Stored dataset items
---

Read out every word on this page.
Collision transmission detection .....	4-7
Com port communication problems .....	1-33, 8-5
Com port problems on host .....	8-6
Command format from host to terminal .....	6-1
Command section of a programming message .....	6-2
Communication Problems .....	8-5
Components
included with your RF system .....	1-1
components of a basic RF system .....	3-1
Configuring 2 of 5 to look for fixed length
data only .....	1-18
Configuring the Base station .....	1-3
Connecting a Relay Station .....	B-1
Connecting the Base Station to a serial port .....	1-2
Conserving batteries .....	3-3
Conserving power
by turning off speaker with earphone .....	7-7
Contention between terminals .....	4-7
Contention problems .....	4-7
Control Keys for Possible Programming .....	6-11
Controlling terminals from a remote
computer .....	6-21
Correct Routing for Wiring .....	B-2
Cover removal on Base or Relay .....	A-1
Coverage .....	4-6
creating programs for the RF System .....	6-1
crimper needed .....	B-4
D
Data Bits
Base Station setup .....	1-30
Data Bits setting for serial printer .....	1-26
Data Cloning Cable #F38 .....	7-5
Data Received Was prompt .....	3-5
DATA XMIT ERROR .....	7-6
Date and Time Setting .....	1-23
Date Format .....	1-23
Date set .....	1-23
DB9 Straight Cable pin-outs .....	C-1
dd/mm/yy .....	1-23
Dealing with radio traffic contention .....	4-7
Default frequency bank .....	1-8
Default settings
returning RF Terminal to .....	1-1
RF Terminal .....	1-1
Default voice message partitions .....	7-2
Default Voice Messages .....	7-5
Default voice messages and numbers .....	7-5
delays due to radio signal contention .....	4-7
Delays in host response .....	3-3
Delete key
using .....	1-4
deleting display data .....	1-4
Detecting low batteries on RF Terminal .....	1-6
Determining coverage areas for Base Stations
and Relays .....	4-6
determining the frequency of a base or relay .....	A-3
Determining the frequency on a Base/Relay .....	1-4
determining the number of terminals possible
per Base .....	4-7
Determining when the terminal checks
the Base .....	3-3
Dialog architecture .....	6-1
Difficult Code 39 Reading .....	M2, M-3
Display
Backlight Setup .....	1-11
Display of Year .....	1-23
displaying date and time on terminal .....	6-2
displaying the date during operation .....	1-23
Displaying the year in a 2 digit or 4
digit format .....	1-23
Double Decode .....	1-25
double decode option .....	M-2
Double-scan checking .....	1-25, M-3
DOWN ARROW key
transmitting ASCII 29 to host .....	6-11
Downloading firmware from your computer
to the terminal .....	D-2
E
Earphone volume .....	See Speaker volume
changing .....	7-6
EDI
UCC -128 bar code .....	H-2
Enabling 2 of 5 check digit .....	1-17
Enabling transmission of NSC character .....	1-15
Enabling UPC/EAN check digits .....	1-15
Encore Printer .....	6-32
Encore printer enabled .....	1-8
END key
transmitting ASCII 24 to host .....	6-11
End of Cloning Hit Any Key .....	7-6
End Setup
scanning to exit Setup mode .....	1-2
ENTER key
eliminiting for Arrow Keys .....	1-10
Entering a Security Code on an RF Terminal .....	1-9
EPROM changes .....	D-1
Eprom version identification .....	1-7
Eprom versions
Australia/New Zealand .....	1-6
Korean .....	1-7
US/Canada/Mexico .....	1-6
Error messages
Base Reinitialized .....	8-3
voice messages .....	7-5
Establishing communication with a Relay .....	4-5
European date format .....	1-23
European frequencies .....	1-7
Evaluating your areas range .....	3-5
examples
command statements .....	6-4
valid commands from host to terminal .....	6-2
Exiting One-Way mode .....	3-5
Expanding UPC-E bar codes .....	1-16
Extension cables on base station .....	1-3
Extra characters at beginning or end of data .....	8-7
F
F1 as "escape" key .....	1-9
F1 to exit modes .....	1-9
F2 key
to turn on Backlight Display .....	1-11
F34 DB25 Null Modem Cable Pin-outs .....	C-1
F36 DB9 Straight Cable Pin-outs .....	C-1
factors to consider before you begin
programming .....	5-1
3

---

Exercise details:
Print the whole listing again, exactly.

Exercise response:
Read out every word on this page.
Collision transmission detection .....	4-7
Com port communication problems .....	1-33, 8-5
Com port problems on host .....	8-6
Command format from host to terminal .....	6-1
Command section of a programming message .....	6-2
Communication Problems .....	8-5
Components
included with your RF system .....	1-1
components of a basic RF system .....	3-1
Configuring 2 of 5 to look for fixed length
data only .....	1-18
Configuring the Base station .....	1-3
Connecting a Relay Station .....	B-1
Connecting the Base Station to a serial port .....	1-2
Conserving batteries .....	3-3
Conserving power
by turning off speaker with earphone .....	7-7
Contention between terminals .....	4-7
Contention problems .....	4-7
Control Keys for Possible Programming .....	6-11
Controlling terminals from a remote
computer .....	6-21
Correct Routing for Wiring .....	B-2
Cover removal on Base or Relay .....	A-1
Coverage .....	4-6
creating programs for the RF System .....	6-1
crimper needed .....	B-4
D
Data Bits
Base Station setup .....	1-30
Data Bits setting for serial printer .....	1-26
Data Cloning Cable #F38 .....	7-5
Data Received Was prompt .....	3-5
DATA XMIT ERROR .....	7-6
Date and Time Setting .....	1-23
Date Format .....	1-23
Date set .....	1-23
DB9 Straight Cable pin-outs .....	C-1
dd/mm/yy .....	1-23
Dealing with radio traffic contention .....	4-7
Default frequency bank .....	1-8
Default settings
returning RF Terminal to .....	1-1
RF Terminal .....	1-1
Default voice message partitions .....	7-2
Default Voice Messages .....	7-5
Default voice messages and numbers .....	7-5
delays due to radio signal contention .....	4-7
Delays in host response .....	3-3
Delete key
using .....	1-4
deleting display data .....	1-4
Detecting low batteries on RF Terminal .....	1-6
Determining coverage areas for Base Stations
and Relays .....	4-6
determining the frequency of a base or relay .....	A-3
Determining the frequency on a Base/Relay .....	1-4
determining the number of terminals possible
per Base .....	4-7
Determining when the terminal checks
the Base .....	3-3
Dialog architecture .....	6-1
Difficult Code 39 Reading .....	M2, M-3
Display
Backlight Setup .....	1-11
Display of Year .....	1-23
displaying date and time on terminal .....	6-2
displaying the date during operation .....	1-23
Displaying the year in a 2 digit or 4
digit format .....	1-23
Double Decode .....	1-25
double decode option .....	M-2
Double-scan checking .....	1-25, M-3
DOWN ARROW key
transmitting ASCII 29 to host .....	6-11
Downloading firmware from your computer
to the terminal .....	D-2
E
Earphone volume .....	See Speaker volume
changing .....	7-6
EDI
UCC -128 bar code .....	H-2
Enabling 2 of 5 check digit .....	1-17
Enabling transmission of NSC character .....	1-15
Enabling UPC/EAN check digits .....	1-15
Encore Printer .....	6-32
Encore printer enabled .....	1-8
END key
transmitting ASCII 24 to host .....	6-11
End of Cloning Hit Any Key .....	7-6
End Setup
scanning to exit Setup mode .....	1-2
ENTER key
eliminiting for Arrow Keys .....	1-10
Entering a Security Code on an RF Terminal .....	1-9
EPROM changes .....	D-1
Eprom version identification .....	1-7
Eprom versions
Australia/New Zealand .....	1-6
Korean .....	1-7
US/Canada/Mexico .....	1-6
Error messages
Base Reinitialized .....	8-3
voice messages .....	7-5
Establishing communication with a Relay .....	4-5
European date format .....	1-23
European frequencies .....	1-7
Evaluating your areas range .....	3-5
examples
command statements .....	6-4
valid commands from host to terminal .....	6-2
Exiting One-Way mode .....	3-5
Expanding UPC-E bar codes .....	1-16
Extension cables on base station .....	1-3
Extra characters at beginning or end of data .....	8-7
F
F1 as "escape" key .....	1-9
F1 to exit modes .....	1-9
F2 key
to turn on Backlight Display .....	1-11
F34 DB25 Null Modem Cable Pin-outs .....	C-1
F36 DB9 Straight Cable Pin-outs .....	C-1
factors to consider before you begin
programming .....	5-1
3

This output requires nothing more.